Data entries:
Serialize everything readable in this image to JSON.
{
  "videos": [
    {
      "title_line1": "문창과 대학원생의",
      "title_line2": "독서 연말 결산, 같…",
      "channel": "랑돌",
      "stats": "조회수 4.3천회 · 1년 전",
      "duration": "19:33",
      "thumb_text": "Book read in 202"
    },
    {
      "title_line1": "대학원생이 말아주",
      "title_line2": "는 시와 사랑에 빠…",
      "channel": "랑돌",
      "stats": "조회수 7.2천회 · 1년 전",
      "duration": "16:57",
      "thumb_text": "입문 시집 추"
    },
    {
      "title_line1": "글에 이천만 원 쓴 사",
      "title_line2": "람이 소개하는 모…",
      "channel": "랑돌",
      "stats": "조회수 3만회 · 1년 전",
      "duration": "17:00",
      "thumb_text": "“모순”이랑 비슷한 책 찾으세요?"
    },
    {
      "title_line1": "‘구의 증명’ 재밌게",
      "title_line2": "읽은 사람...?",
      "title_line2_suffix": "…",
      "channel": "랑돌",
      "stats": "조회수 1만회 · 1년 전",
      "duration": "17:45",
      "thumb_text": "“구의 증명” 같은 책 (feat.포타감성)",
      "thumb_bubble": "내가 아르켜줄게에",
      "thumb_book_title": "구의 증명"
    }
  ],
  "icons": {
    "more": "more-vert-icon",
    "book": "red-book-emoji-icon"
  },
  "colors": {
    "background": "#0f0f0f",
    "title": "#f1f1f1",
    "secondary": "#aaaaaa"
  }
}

## WHAT YOU ARE ASKED TO DO
Extract every line containing the string "duration" from the data above.

## SOLUTION
      "duration": "19:33",
      "duration": "16:57",
      "duration": "17:00",
      "duration": "17:45",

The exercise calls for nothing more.